**Exercise aim:**
Check the listing below for lines that hold "средств". How many are there? Please give only the number.

**Available data:**
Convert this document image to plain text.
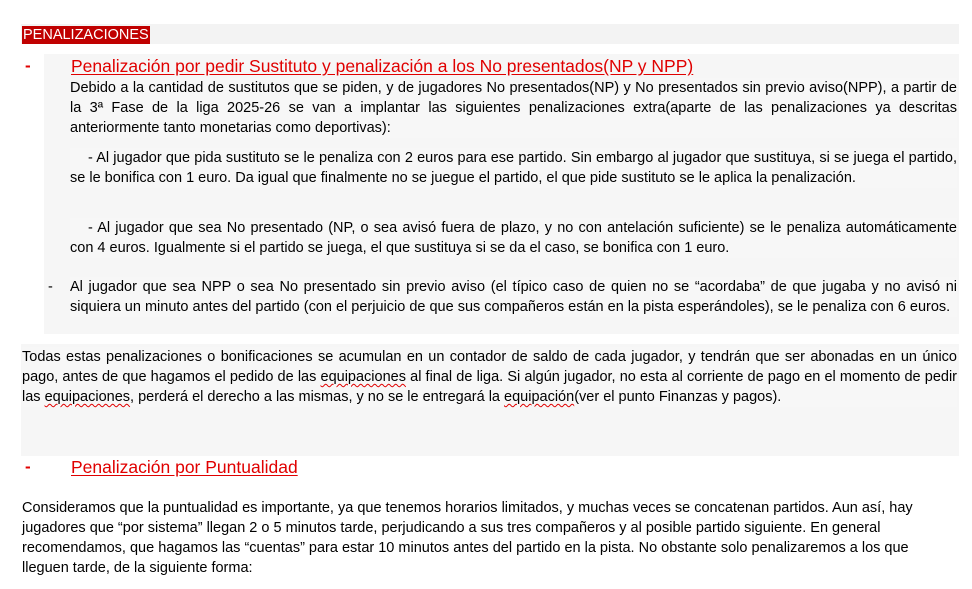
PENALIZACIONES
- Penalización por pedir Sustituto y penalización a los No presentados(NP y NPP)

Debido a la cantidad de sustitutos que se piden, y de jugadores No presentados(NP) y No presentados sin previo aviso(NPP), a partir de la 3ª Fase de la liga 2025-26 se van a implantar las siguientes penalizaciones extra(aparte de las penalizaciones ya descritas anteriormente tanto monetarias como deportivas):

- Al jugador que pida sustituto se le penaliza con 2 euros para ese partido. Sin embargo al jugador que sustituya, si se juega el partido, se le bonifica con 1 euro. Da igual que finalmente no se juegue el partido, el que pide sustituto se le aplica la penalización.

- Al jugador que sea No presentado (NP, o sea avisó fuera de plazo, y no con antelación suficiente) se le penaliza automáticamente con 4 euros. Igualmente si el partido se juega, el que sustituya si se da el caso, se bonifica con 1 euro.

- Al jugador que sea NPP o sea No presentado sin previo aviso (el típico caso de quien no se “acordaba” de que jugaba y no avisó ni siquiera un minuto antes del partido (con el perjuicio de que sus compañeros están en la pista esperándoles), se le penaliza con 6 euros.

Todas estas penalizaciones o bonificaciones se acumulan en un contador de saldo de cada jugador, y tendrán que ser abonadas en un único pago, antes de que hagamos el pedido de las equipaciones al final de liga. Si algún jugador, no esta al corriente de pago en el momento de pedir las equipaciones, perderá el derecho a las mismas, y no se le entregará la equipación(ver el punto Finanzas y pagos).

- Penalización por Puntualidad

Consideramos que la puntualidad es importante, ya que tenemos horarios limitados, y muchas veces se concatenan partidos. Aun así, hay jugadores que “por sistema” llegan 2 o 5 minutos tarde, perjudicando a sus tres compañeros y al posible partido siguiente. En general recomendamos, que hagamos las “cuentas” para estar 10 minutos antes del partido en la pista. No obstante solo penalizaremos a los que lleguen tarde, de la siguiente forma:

* * *

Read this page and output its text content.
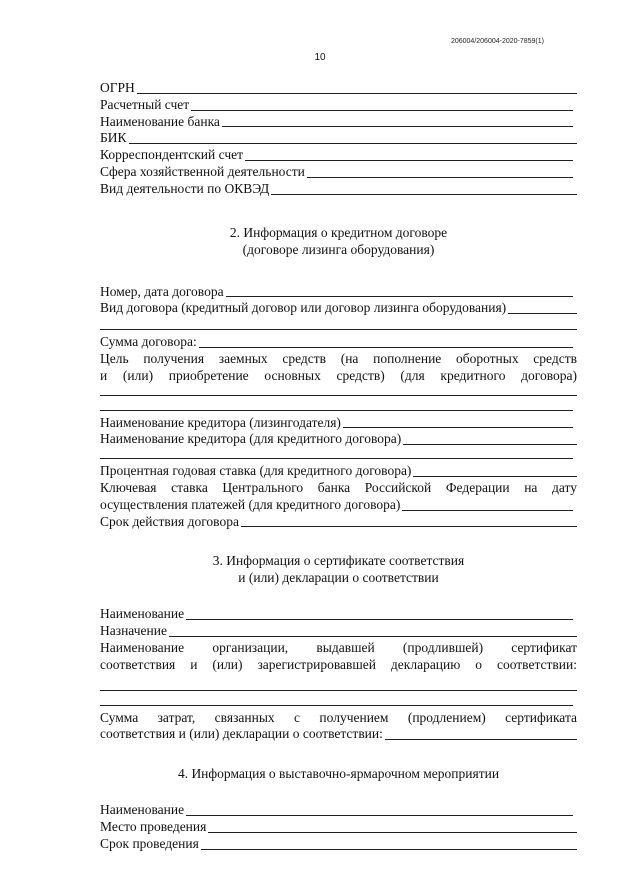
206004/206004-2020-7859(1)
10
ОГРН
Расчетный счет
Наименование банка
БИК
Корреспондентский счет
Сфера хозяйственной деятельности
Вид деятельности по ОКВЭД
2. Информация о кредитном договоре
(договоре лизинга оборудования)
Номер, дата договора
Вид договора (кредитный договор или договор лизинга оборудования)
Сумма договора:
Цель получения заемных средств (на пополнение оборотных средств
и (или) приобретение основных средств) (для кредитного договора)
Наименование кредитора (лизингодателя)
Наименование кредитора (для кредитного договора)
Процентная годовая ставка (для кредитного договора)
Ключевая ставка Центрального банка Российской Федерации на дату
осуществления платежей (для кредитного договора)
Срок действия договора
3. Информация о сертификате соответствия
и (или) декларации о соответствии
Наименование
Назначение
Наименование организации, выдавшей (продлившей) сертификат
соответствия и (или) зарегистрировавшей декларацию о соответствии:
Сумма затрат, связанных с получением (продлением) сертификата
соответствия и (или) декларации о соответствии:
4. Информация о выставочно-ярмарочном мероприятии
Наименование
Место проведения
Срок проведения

**Expected output:**
2